→ **Problem to solve**
Look through the records and report how many lines include the word "должностей", with no other words.

→ **Material shown**
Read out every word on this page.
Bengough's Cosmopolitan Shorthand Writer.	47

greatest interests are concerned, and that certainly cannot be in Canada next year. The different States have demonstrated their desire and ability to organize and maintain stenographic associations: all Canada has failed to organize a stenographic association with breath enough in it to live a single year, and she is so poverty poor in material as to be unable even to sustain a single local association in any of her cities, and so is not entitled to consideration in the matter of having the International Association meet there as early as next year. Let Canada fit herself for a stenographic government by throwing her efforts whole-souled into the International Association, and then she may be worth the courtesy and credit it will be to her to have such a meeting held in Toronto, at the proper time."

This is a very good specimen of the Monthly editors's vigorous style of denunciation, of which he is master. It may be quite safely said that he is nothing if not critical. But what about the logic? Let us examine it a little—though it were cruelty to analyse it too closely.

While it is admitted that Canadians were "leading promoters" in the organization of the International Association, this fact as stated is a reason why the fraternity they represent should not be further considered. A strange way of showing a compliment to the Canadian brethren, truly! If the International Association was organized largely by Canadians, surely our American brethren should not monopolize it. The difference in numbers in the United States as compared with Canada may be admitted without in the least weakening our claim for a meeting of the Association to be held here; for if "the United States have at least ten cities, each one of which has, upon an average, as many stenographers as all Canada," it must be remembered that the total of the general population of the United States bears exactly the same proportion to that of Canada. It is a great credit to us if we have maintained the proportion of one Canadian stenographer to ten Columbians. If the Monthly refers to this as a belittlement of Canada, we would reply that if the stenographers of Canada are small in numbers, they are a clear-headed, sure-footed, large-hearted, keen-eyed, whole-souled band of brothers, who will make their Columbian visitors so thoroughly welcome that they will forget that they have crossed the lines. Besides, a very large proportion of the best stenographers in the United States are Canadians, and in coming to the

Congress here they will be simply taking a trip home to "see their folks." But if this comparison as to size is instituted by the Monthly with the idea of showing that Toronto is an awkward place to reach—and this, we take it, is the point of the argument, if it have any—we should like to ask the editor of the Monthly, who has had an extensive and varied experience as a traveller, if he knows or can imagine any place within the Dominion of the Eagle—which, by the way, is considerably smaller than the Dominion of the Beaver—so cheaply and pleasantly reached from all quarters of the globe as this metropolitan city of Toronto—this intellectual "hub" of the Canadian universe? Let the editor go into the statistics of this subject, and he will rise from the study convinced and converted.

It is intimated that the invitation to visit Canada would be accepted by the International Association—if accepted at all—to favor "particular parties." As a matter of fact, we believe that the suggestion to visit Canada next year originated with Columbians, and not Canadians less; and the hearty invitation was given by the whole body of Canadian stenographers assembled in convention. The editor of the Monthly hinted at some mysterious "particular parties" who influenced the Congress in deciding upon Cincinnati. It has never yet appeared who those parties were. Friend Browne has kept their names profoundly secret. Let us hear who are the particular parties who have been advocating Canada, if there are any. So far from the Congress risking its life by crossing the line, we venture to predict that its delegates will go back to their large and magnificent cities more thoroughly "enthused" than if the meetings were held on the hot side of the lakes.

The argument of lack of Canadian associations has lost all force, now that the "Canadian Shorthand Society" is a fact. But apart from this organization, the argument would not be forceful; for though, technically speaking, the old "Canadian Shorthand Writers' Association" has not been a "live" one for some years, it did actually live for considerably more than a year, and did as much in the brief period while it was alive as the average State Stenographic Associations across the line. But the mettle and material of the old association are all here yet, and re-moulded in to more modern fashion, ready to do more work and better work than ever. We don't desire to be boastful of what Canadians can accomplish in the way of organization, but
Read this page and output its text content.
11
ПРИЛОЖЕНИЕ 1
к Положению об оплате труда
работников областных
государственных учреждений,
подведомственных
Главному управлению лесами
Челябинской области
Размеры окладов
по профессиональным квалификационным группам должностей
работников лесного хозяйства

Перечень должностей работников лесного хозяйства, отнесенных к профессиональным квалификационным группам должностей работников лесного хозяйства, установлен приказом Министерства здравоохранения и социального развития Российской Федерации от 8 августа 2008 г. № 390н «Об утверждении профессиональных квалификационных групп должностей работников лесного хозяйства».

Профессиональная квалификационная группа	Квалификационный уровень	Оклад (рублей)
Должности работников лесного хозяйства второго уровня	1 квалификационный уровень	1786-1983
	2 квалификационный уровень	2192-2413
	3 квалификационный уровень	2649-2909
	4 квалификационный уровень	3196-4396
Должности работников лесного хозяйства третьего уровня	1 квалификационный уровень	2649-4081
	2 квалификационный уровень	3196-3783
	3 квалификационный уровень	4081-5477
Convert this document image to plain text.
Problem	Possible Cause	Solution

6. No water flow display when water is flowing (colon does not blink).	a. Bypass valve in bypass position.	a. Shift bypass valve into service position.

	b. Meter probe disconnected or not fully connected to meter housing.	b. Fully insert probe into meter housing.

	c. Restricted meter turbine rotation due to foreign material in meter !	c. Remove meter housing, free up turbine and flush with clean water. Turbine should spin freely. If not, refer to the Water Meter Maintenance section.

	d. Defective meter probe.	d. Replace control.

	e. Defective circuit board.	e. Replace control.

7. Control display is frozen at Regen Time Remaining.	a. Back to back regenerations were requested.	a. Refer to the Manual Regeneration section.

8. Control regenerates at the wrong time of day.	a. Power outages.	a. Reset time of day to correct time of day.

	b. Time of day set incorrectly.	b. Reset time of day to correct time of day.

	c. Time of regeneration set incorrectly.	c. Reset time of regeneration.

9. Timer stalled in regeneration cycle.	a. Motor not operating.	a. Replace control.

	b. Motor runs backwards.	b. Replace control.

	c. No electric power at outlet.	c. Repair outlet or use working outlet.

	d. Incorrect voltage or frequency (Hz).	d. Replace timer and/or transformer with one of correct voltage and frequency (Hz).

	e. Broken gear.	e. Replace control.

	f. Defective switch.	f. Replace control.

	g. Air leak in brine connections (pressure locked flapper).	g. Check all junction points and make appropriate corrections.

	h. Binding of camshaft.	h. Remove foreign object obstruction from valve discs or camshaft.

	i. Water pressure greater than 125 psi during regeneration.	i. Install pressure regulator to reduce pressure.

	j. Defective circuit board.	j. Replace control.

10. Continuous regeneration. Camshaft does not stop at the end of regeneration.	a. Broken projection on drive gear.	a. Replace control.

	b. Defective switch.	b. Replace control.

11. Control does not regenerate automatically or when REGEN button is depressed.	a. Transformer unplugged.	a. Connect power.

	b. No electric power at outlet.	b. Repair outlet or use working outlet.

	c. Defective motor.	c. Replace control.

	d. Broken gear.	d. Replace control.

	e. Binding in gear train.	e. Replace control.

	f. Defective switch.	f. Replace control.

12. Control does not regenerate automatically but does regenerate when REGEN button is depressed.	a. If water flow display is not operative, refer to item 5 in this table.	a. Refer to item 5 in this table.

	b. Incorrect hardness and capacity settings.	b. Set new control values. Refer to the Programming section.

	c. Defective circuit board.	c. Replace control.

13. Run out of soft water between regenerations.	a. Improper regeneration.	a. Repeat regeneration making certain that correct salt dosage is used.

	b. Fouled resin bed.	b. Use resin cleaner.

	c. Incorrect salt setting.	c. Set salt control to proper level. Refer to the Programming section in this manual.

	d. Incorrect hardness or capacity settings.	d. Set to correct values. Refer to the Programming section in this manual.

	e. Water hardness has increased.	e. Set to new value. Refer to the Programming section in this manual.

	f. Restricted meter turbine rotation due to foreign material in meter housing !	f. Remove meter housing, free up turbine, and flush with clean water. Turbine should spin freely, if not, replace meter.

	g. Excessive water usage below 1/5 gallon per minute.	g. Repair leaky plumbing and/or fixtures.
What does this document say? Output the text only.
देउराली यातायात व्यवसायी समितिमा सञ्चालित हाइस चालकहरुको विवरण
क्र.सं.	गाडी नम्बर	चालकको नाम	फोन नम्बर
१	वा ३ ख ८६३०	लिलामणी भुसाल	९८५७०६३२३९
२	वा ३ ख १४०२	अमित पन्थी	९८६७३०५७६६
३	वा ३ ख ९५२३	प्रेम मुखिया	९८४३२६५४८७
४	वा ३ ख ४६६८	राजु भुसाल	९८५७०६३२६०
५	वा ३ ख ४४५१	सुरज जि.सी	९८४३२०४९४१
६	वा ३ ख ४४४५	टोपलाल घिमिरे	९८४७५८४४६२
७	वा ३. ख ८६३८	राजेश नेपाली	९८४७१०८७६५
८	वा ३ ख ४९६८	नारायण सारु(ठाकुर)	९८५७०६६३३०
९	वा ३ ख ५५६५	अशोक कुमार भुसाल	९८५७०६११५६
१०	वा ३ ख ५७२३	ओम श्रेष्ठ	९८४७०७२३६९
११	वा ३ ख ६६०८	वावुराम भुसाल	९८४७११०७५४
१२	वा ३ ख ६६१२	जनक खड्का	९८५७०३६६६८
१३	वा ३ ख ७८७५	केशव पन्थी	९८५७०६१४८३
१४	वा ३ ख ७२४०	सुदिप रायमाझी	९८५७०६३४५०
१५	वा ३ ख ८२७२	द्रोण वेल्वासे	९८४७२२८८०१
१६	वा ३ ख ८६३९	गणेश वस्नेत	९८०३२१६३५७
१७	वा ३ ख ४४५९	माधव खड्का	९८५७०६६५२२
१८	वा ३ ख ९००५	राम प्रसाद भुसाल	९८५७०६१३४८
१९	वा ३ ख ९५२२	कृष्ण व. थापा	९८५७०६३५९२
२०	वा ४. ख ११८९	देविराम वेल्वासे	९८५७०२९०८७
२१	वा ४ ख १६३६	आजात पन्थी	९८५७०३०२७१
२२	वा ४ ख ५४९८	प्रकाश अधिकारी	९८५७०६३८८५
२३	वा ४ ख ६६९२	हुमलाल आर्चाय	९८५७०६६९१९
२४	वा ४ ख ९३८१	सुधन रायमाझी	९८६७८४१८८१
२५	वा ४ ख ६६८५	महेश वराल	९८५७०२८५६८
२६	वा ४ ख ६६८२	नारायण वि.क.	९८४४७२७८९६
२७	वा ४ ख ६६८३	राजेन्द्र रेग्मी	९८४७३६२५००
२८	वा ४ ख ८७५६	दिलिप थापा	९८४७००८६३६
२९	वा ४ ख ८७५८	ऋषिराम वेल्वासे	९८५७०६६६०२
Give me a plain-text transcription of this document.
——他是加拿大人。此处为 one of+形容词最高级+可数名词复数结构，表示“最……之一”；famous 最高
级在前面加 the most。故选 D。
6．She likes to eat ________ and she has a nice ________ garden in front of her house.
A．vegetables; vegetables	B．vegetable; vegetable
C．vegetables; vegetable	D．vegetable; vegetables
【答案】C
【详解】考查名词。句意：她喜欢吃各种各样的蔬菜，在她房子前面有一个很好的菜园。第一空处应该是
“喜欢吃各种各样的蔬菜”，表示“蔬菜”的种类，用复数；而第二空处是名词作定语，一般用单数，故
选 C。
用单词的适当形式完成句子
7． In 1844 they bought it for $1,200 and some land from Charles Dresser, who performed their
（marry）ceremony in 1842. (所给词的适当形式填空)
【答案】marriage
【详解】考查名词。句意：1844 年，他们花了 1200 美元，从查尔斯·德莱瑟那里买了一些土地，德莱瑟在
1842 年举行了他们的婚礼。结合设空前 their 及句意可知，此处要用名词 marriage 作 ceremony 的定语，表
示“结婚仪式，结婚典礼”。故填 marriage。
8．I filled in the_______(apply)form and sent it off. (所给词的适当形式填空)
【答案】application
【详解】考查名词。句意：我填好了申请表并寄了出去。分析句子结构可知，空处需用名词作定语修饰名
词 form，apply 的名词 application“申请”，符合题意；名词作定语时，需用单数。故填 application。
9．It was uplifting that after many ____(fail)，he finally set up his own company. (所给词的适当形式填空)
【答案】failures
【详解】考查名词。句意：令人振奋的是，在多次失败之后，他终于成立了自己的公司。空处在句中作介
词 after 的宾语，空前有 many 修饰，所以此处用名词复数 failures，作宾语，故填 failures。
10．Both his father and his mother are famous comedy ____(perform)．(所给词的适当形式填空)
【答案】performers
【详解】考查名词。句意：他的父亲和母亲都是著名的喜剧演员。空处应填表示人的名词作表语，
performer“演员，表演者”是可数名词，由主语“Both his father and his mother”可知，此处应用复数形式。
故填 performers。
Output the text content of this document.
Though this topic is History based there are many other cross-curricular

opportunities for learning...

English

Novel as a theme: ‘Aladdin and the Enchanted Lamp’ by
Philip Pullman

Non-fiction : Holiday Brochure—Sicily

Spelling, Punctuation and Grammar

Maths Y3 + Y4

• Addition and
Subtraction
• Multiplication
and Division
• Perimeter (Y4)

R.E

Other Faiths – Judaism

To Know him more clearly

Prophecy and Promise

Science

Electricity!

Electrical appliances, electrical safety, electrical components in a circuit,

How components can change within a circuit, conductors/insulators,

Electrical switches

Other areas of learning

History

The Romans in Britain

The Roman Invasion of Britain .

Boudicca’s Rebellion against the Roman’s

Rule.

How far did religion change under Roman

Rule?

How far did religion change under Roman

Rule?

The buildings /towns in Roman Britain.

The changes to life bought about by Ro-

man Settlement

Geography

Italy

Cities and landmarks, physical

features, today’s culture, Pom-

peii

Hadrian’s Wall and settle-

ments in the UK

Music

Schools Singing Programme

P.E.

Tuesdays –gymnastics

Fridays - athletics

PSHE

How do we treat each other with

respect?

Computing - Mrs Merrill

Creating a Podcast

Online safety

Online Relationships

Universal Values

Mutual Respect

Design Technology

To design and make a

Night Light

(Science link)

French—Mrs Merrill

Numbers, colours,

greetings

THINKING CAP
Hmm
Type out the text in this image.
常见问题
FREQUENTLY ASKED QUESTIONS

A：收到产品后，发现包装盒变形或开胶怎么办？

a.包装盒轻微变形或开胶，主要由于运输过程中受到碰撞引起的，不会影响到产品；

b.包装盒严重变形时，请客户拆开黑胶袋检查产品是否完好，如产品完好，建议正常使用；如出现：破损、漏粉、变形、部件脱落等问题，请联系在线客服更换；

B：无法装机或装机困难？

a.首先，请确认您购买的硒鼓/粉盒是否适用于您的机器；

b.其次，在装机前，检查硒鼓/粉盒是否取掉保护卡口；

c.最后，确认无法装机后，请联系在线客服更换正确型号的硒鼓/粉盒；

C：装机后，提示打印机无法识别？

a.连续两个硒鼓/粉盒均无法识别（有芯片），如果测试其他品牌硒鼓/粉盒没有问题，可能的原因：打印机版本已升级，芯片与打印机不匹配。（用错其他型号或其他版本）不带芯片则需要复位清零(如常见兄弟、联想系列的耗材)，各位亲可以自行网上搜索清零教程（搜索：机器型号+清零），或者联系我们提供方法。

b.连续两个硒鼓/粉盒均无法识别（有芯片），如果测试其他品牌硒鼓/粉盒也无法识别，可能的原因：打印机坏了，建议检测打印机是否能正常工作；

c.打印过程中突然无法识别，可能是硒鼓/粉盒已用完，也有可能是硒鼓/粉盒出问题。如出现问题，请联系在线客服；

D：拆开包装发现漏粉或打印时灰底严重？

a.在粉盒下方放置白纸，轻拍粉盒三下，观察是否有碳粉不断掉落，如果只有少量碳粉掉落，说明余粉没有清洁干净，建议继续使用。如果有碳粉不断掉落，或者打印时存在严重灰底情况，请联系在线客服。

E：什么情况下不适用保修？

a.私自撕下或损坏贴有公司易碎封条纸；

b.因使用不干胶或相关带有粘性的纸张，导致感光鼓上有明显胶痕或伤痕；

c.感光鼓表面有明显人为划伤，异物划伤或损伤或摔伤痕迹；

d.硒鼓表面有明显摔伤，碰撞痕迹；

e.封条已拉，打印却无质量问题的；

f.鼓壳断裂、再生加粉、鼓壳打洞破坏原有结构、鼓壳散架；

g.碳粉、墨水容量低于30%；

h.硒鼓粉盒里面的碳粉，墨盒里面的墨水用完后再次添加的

→ **Task answer**
2